==== Available data
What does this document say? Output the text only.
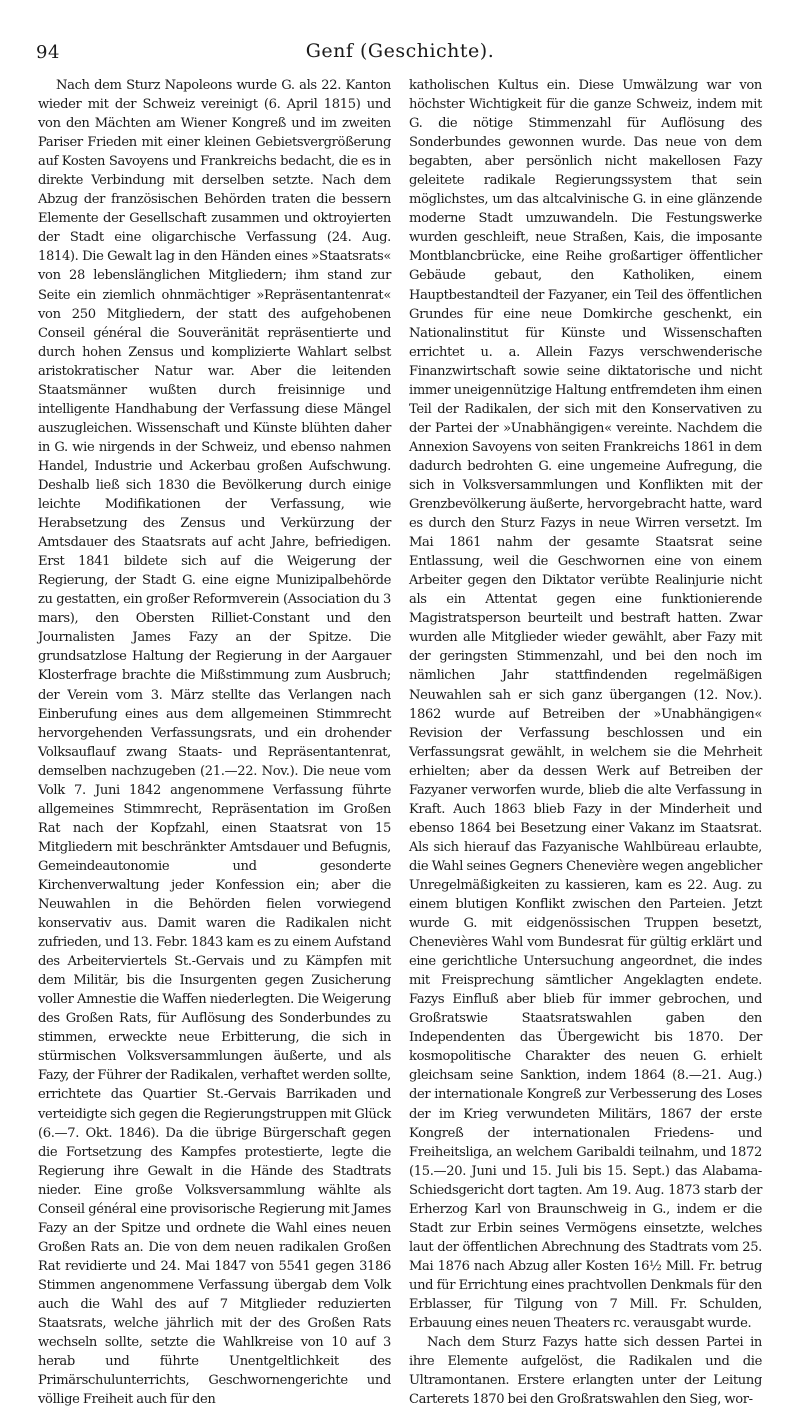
94	Genf (Geschichte).

Nach dem Sturz Napoleons wurde G. als 22. Kanton wieder mit der Schweiz vereinigt (6. April 1815) und von den Mächten am Wiener Kongreß und im zweiten Pariser Frieden mit einer kleinen Gebietsvergrößerung auf Kosten Savoyens und Frankreichs bedacht, die es in direkte Verbindung mit derselben setzte. Nach dem Abzug der französischen Behörden traten die bessern Elemente der Gesellschaft zusammen und oktroyierten der Stadt eine oligarchische Verfassung (24. Aug. 1814). Die Gewalt lag in den Händen eines »Staatsrats« von 28 lebenslänglichen Mitgliedern; ihm stand zur Seite ein ziemlich ohnmächtiger »Repräsentantenrat« von 250 Mitgliedern, der statt des aufgehobenen Conseil général die Souveränität repräsentierte und durch hohen Zensus und komplizierte Wahlart selbst aristokratischer Natur war. Aber die leitenden Staatsmänner wußten durch freisinnige und intelligente Handhabung der Verfassung diese Mängel auszugleichen. Wissenschaft und Künste blühten daher in G. wie nirgends in der Schweiz, und ebenso nahmen Handel, Industrie und Ackerbau großen Aufschwung. Deshalb ließ sich 1830 die Bevölkerung durch einige leichte Modifikationen der Verfassung, wie Herabsetzung des Zensus und Verkürzung der Amtsdauer des Staatsrats auf acht Jahre, befriedigen. Erst 1841 bildete sich auf die Weigerung der Regierung, der Stadt G. eine eigne Munizipalbehörde zu gestatten, ein großer Reformverein (Association du 3 mars), den Obersten Rilliet-Constant und den Journalisten James Fazy an der Spitze. Die grundsatzlose Haltung der Regierung in der Aargauer Klosterfrage brachte die Mißstimmung zum Ausbruch; der Verein vom 3. März stellte das Verlangen nach Einberufung eines aus dem allgemeinen Stimmrecht hervorgehenden Verfassungsrats, und ein drohender Volksauflauf zwang Staats- und Repräsentantenrat, demselben nachzugeben (21.—22. Nov.). Die neue vom Volk 7. Juni 1842 angenommene Verfassung führte allgemeines Stimmrecht, Repräsentation im Großen Rat nach der Kopfzahl, einen Staatsrat von 15 Mitgliedern mit beschränkter Amtsdauer und Befugnis, Gemeindeautonomie und gesonderte Kirchenverwaltung jeder Konfession ein; aber die Neuwahlen in die Behörden fielen vorwiegend konservativ aus. Damit waren die Radikalen nicht zufrieden, und 13. Febr. 1843 kam es zu einem Aufstand des Arbeiterviertels St.-Gervais und zu Kämpfen mit dem Militär, bis die Insurgenten gegen Zusicherung voller Amnestie die Waffen niederlegten. Die Weigerung des Großen Rats, für Auflösung des Sonderbundes zu stimmen, erweckte neue Erbitterung, die sich in stürmischen Volksversammlungen äußerte, und als Fazy, der Führer der Radikalen, verhaftet werden sollte, errichtete das Quartier St.-Gervais Barrikaden und verteidigte sich gegen die Regierungstruppen mit Glück (6.—7. Okt. 1846). Da die übrige Bürgerschaft gegen die Fortsetzung des Kampfes protestierte, legte die Regierung ihre Gewalt in die Hände des Stadtrats nieder. Eine große Volksversammlung wählte als Conseil général eine provisorische Regierung mit James Fazy an der Spitze und ordnete die Wahl eines neuen Großen Rats an. Die von dem neuen radikalen Großen Rat revidierte und 24. Mai 1847 von 5541 gegen 3186 Stimmen angenommene Verfassung übergab dem Volk auch die Wahl des auf 7 Mitglieder reduzierten Staatsrats, welche jährlich mit der des Großen Rats wechseln sollte, setzte die Wahlkreise von 10 auf 3 herab und führte Unentgeltlichkeit des Primärschulunterrichts, Geschwornengerichte und völlige Freiheit auch für den

katholischen Kultus ein. Diese Umwälzung war von höchster Wichtigkeit für die ganze Schweiz, indem mit G. die nötige Stimmenzahl für Auflösung des Sonderbundes gewonnen wurde. Das neue von dem begabten, aber persönlich nicht makellosen Fazy geleitete radikale Regierungssystem that sein möglichstes, um das altcalvinische G. in eine glänzende moderne Stadt umzuwandeln. Die Festungswerke wurden geschleift, neue Straßen, Kais, die imposante Montblancbrücke, eine Reihe großartiger öffentlicher Gebäude gebaut, den Katholiken, einem Hauptbestandteil der Fazyaner, ein Teil des öffentlichen Grundes für eine neue Domkirche geschenkt, ein Nationalinstitut für Künste und Wissenschaften errichtet u. a. Allein Fazys verschwenderische Finanzwirtschaft sowie seine diktatorische und nicht immer uneigennützige Haltung entfremdeten ihm einen Teil der Radikalen, der sich mit den Konservativen zu der Partei der »Unabhängigen« vereinte. Nachdem die Annexion Savoyens von seiten Frankreichs 1861 in dem dadurch bedrohten G. eine ungemeine Aufregung, die sich in Volksversammlungen und Konflikten mit der Grenzbevölkerung äußerte, hervorgebracht hatte, ward es durch den Sturz Fazys in neue Wirren versetzt. Im Mai 1861 nahm der gesamte Staatsrat seine Entlassung, weil die Geschwornen eine von einem Arbeiter gegen den Diktator verübte Realinjurie nicht als ein Attentat gegen eine funktionierende Magistratsperson beurteilt und bestraft hatten. Zwar wurden alle Mitglieder wieder gewählt, aber Fazy mit der geringsten Stimmenzahl, und bei den noch im nämlichen Jahr stattfindenden regelmäßigen Neuwahlen sah er sich ganz übergangen (12. Nov.). 1862 wurde auf Betreiben der »Unabhängigen« Revision der Verfassung beschlossen und ein Verfassungsrat gewählt, in welchem sie die Mehrheit erhielten; aber da dessen Werk auf Betreiben der Fazyaner verworfen wurde, blieb die alte Verfassung in Kraft. Auch 1863 blieb Fazy in der Minderheit und ebenso 1864 bei Besetzung einer Vakanz im Staatsrat. Als sich hierauf das Fazyanische Wahlbüreau erlaubte, die Wahl seines Gegners Chenevière wegen angeblicher Unregelmäßigkeiten zu kassieren, kam es 22. Aug. zu einem blutigen Konflikt zwischen den Parteien. Jetzt wurde G. mit eidgenössischen Truppen besetzt, Chenevières Wahl vom Bundesrat für gültig erklärt und eine gerichtliche Untersuchung angeordnet, die indes mit Freisprechung sämtlicher Angeklagten endete. Fazys Einfluß aber blieb für immer gebrochen, und Großratswie Staatsratswahlen gaben den Independenten das Übergewicht bis 1870. Der kosmopolitische Charakter des neuen G. erhielt gleichsam seine Sanktion, indem 1864 (8.—21. Aug.) der internationale Kongreß zur Verbesserung des Loses der im Krieg verwundeten Militärs, 1867 der erste Kongreß der internationalen Friedens- und Freiheitsliga, an welchem Garibaldi teilnahm, und 1872 (15.—20. Juni und 15. Juli bis 15. Sept.) das Alabama-Schiedsgericht dort tagten. Am 19. Aug. 1873 starb der Erherzog Karl von Braunschweig in G., indem er die Stadt zur Erbin seines Vermögens einsetzte, welches laut der öffentlichen Abrechnung des Stadtrats vom 25. Mai 1876 nach Abzug aller Kosten 16½ Mill. Fr. betrug und für Errichtung eines prachtvollen Denkmals für den Erblasser, für Tilgung von 7 Mill. Fr. Schulden, Erbauung eines neuen Theaters rc. verausgabt wurde.

Nach dem Sturz Fazys hatte sich dessen Partei in ihre Elemente aufgelöst, die Radikalen und die Ultramontanen. Erstere erlangten unter der Leitung Carterets 1870 bei den Großratswahlen den Sieg, wor-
========
*What you will do*. Once the images are dropped, set down the remaining material word for word.

*Answer to the exercise*.
What does this document say? Output the text only.
94	Genf (Geschichte).

Nach dem Sturz Napoleons wurde G. als 22. Kanton wieder mit der Schweiz vereinigt (6. April 1815) und von den Mächten am Wiener Kongreß und im zweiten Pariser Frieden mit einer kleinen Gebietsvergrößerung auf Kosten Savoyens und Frankreichs bedacht, die es in direkte Verbindung mit derselben setzte. Nach dem Abzug der französischen Behörden traten die bessern Elemente der Gesellschaft zusammen und oktroyierten der Stadt eine oligarchische Verfassung (24. Aug. 1814). Die Gewalt lag in den Händen eines »Staatsrats« von 28 lebenslänglichen Mitgliedern; ihm stand zur Seite ein ziemlich ohnmächtiger »Repräsentantenrat« von 250 Mitgliedern, der statt des aufgehobenen Conseil général die Souveränität repräsentierte und durch hohen Zensus und komplizierte Wahlart selbst aristokratischer Natur war. Aber die leitenden Staatsmänner wußten durch freisinnige und intelligente Handhabung der Verfassung diese Mängel auszugleichen. Wissenschaft und Künste blühten daher in G. wie nirgends in der Schweiz, und ebenso nahmen Handel, Industrie und Ackerbau großen Aufschwung. Deshalb ließ sich 1830 die Bevölkerung durch einige leichte Modifikationen der Verfassung, wie Herabsetzung des Zensus und Verkürzung der Amtsdauer des Staatsrats auf acht Jahre, befriedigen. Erst 1841 bildete sich auf die Weigerung der Regierung, der Stadt G. eine eigne Munizipalbehörde zu gestatten, ein großer Reformverein (Association du 3 mars), den Obersten Rilliet-Constant und den Journalisten James Fazy an der Spitze. Die grundsatzlose Haltung der Regierung in der Aargauer Klosterfrage brachte die Mißstimmung zum Ausbruch; der Verein vom 3. März stellte das Verlangen nach Einberufung eines aus dem allgemeinen Stimmrecht hervorgehenden Verfassungsrats, und ein drohender Volksauflauf zwang Staats- und Repräsentantenrat, demselben nachzugeben (21.—22. Nov.). Die neue vom Volk 7. Juni 1842 angenommene Verfassung führte allgemeines Stimmrecht, Repräsentation im Großen Rat nach der Kopfzahl, einen Staatsrat von 15 Mitgliedern mit beschränkter Amtsdauer und Befugnis, Gemeindeautonomie und gesonderte Kirchenverwaltung jeder Konfession ein; aber die Neuwahlen in die Behörden fielen vorwiegend konservativ aus. Damit waren die Radikalen nicht zufrieden, und 13. Febr. 1843 kam es zu einem Aufstand des Arbeiterviertels St.-Gervais und zu Kämpfen mit dem Militär, bis die Insurgenten gegen Zusicherung voller Amnestie die Waffen niederlegten. Die Weigerung des Großen Rats, für Auflösung des Sonderbundes zu stimmen, erweckte neue Erbitterung, die sich in stürmischen Volksversammlungen äußerte, und als Fazy, der Führer der Radikalen, verhaftet werden sollte, errichtete das Quartier St.-Gervais Barrikaden und verteidigte sich gegen die Regierungstruppen mit Glück (6.—7. Okt. 1846). Da die übrige Bürgerschaft gegen die Fortsetzung des Kampfes protestierte, legte die Regierung ihre Gewalt in die Hände des Stadtrats nieder. Eine große Volksversammlung wählte als Conseil général eine provisorische Regierung mit James Fazy an der Spitze und ordnete die Wahl eines neuen Großen Rats an. Die von dem neuen radikalen Großen Rat revidierte und 24. Mai 1847 von 5541 gegen 3186 Stimmen angenommene Verfassung übergab dem Volk auch die Wahl des auf 7 Mitglieder reduzierten Staatsrats, welche jährlich mit der des Großen Rats wechseln sollte, setzte die Wahlkreise von 10 auf 3 herab und führte Unentgeltlichkeit des Primärschulunterrichts, Geschwornengerichte und völlige Freiheit auch für den

katholischen Kultus ein. Diese Umwälzung war von höchster Wichtigkeit für die ganze Schweiz, indem mit G. die nötige Stimmenzahl für Auflösung des Sonderbundes gewonnen wurde. Das neue von dem begabten, aber persönlich nicht makellosen Fazy geleitete radikale Regierungssystem that sein möglichstes, um das altcalvinische G. in eine glänzende moderne Stadt umzuwandeln. Die Festungswerke wurden geschleift, neue Straßen, Kais, die imposante Montblancbrücke, eine Reihe großartiger öffentlicher Gebäude gebaut, den Katholiken, einem Hauptbestandteil der Fazyaner, ein Teil des öffentlichen Grundes für eine neue Domkirche geschenkt, ein Nationalinstitut für Künste und Wissenschaften errichtet u. a. Allein Fazys verschwenderische Finanzwirtschaft sowie seine diktatorische und nicht immer uneigennützige Haltung entfremdeten ihm einen Teil der Radikalen, der sich mit den Konservativen zu der Partei der »Unabhängigen« vereinte. Nachdem die Annexion Savoyens von seiten Frankreichs 1861 in dem dadurch bedrohten G. eine ungemeine Aufregung, die sich in Volksversammlungen und Konflikten mit der Grenzbevölkerung äußerte, hervorgebracht hatte, ward es durch den Sturz Fazys in neue Wirren versetzt. Im Mai 1861 nahm der gesamte Staatsrat seine Entlassung, weil die Geschwornen eine von einem Arbeiter gegen den Diktator verübte Realinjurie nicht als ein Attentat gegen eine funktionierende Magistratsperson beurteilt und bestraft hatten. Zwar wurden alle Mitglieder wieder gewählt, aber Fazy mit der geringsten Stimmenzahl, und bei den noch im nämlichen Jahr stattfindenden regelmäßigen Neuwahlen sah er sich ganz übergangen (12. Nov.). 1862 wurde auf Betreiben der »Unabhängigen« Revision der Verfassung beschlossen und ein Verfassungsrat gewählt, in welchem sie die Mehrheit erhielten; aber da dessen Werk auf Betreiben der Fazyaner verworfen wurde, blieb die alte Verfassung in Kraft. Auch 1863 blieb Fazy in der Minderheit und ebenso 1864 bei Besetzung einer Vakanz im Staatsrat. Als sich hierauf das Fazyanische Wahlbüreau erlaubte, die Wahl seines Gegners Chenevière wegen angeblicher Unregelmäßigkeiten zu kassieren, kam es 22. Aug. zu einem blutigen Konflikt zwischen den Parteien. Jetzt wurde G. mit eidgenössischen Truppen besetzt, Chenevières Wahl vom Bundesrat für gültig erklärt und eine gerichtliche Untersuchung angeordnet, die indes mit Freisprechung sämtlicher Angeklagten endete. Fazys Einfluß aber blieb für immer gebrochen, und Großratswie Staatsratswahlen gaben den Independenten das Übergewicht bis 1870. Der kosmopolitische Charakter des neuen G. erhielt gleichsam seine Sanktion, indem 1864 (8.—21. Aug.) der internationale Kongreß zur Verbesserung des Loses der im Krieg verwundeten Militärs, 1867 der erste Kongreß der internationalen Friedens- und Freiheitsliga, an welchem Garibaldi teilnahm, und 1872 (15.—20. Juni und 15. Juli bis 15. Sept.) das Alabama-Schiedsgericht dort tagten. Am 19. Aug. 1873 starb der Erherzog Karl von Braunschweig in G., indem er die Stadt zur Erbin seines Vermögens einsetzte, welches laut der öffentlichen Abrechnung des Stadtrats vom 25. Mai 1876 nach Abzug aller Kosten 16½ Mill. Fr. betrug und für Errichtung eines prachtvollen Denkmals für den Erblasser, für Tilgung von 7 Mill. Fr. Schulden, Erbauung eines neuen Theaters rc. verausgabt wurde.

Nach dem Sturz Fazys hatte sich dessen Partei in ihre Elemente aufgelöst, die Radikalen und die Ultramontanen. Erstere erlangten unter der Leitung Carterets 1870 bei den Großratswahlen den Sieg, wor-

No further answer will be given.